**Prompt:** Produce an exact copy of all the data below, dropping every image.

Dataset records:
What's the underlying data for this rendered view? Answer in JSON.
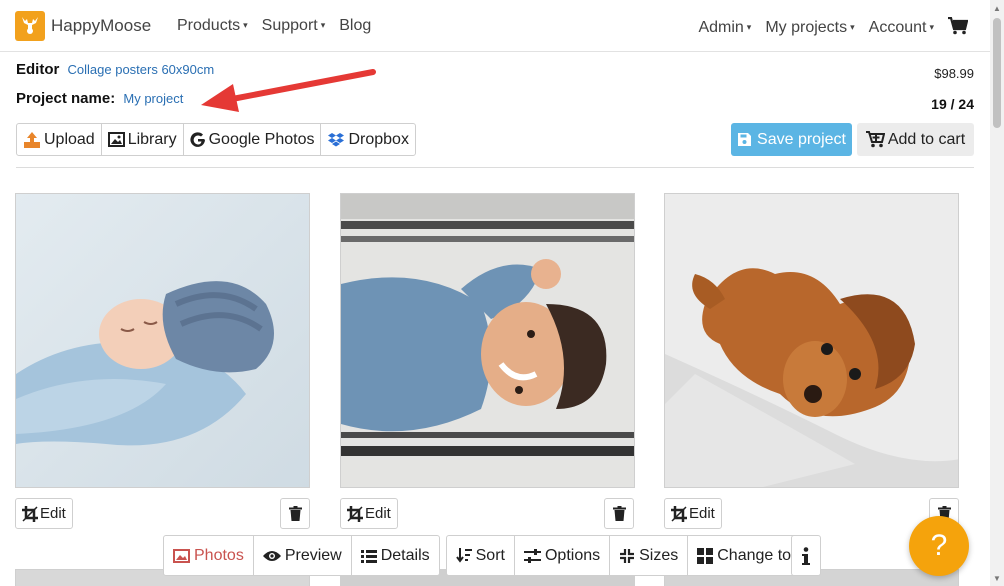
{
  "brand": {
    "name": "HappyMoose",
    "color": "#f2a11d"
  },
  "nav": {
    "left": [
      {
        "label": "Products",
        "caret": "▾"
      },
      {
        "label": "Support",
        "caret": "▾"
      },
      {
        "label": "Blog",
        "caret": ""
      }
    ],
    "right": [
      {
        "label": "Admin",
        "caret": "▾"
      },
      {
        "label": "My projects",
        "caret": "▾"
      },
      {
        "label": "Account",
        "caret": "▾"
      }
    ],
    "cart_icon": "shopping-cart-icon"
  },
  "editor": {
    "label": "Editor",
    "product_link": "Collage posters 60x90cm",
    "project_label": "Project name:",
    "project_name": "My project",
    "price": "$98.99",
    "photo_count": "19 / 24"
  },
  "sources": [
    {
      "label": "Upload",
      "icon": "upload-icon"
    },
    {
      "label": "Library",
      "icon": "image-icon"
    },
    {
      "label": "Google Photos",
      "icon": "google-icon"
    },
    {
      "label": "Dropbox",
      "icon": "dropbox-icon"
    }
  ],
  "actions": {
    "save_label": "Save project",
    "save_color": "#5bb5e4",
    "cart_label": "Add to cart"
  },
  "photos": [
    {
      "subject": "sleeping baby in blue knit hat",
      "edit_label": "Edit"
    },
    {
      "subject": "smiling toddler in denim shirt",
      "edit_label": "Edit"
    },
    {
      "subject": "brown spaniel puppy",
      "edit_label": "Edit"
    }
  ],
  "toolbar": [
    {
      "label": "Photos",
      "icon": "image-icon",
      "active": true
    },
    {
      "label": "Preview",
      "icon": "eye-icon",
      "active": false
    },
    {
      "label": "Details",
      "icon": "list-icon",
      "active": false
    },
    {
      "label": "Sort",
      "icon": "sort-icon",
      "active": false
    },
    {
      "label": "Options",
      "icon": "sliders-icon",
      "active": false
    },
    {
      "label": "Sizes",
      "icon": "compress-icon",
      "active": false
    },
    {
      "label": "Change to",
      "icon": "grid-icon",
      "active": false
    }
  ],
  "toolbar_active_color": "#c9534f",
  "info_icon": "info-icon",
  "help": {
    "label": "?",
    "color": "#f5a30c"
  },
  "annotation_color": "#e53935"
}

**Task answer:**
What's the underlying data for this rendered view? Answer in JSON.
{
  "brand": {
    "name": "HappyMoose",
    "color": "#f2a11d"
  },
  "nav": {
    "left": [
      {
        "label": "Products",
        "caret": "▾"
      },
      {
        "label": "Support",
        "caret": "▾"
      },
      {
        "label": "Blog",
        "caret": ""
      }
    ],
    "right": [
      {
        "label": "Admin",
        "caret": "▾"
      },
      {
        "label": "My projects",
        "caret": "▾"
      },
      {
        "label": "Account",
        "caret": "▾"
      }
    ],
    "cart_icon": "shopping-cart-icon"
  },
  "editor": {
    "label": "Editor",
    "product_link": "Collage posters 60x90cm",
    "project_label": "Project name:",
    "project_name": "My project",
    "price": "$98.99",
    "photo_count": "19 / 24"
  },
  "sources": [
    {
      "label": "Upload",
      "icon": "upload-icon"
    },
    {
      "label": "Library",
      "icon": "image-icon"
    },
    {
      "label": "Google Photos",
      "icon": "google-icon"
    },
    {
      "label": "Dropbox",
      "icon": "dropbox-icon"
    }
  ],
  "actions": {
    "save_label": "Save project",
    "save_color": "#5bb5e4",
    "cart_label": "Add to cart"
  },
  "photos": [
    {
      "subject": "sleeping baby in blue knit hat",
      "edit_label": "Edit"
    },
    {
      "subject": "smiling toddler in denim shirt",
      "edit_label": "Edit"
    },
    {
      "subject": "brown spaniel puppy",
      "edit_label": "Edit"
    }
  ],
  "toolbar": [
    {
      "label": "Photos",
      "icon": "image-icon",
      "active": true
    },
    {
      "label": "Preview",
      "icon": "eye-icon",
      "active": false
    },
    {
      "label": "Details",
      "icon": "list-icon",
      "active": false
    },
    {
      "label": "Sort",
      "icon": "sort-icon",
      "active": false
    },
    {
      "label": "Options",
      "icon": "sliders-icon",
      "active": false
    },
    {
      "label": "Sizes",
      "icon": "compress-icon",
      "active": false
    },
    {
      "label": "Change to",
      "icon": "grid-icon",
      "active": false
    }
  ],
  "toolbar_active_color": "#c9534f",
  "info_icon": "info-icon",
  "help": {
    "label": "?",
    "color": "#f5a30c"
  },
  "annotation_color": "#e53935"
}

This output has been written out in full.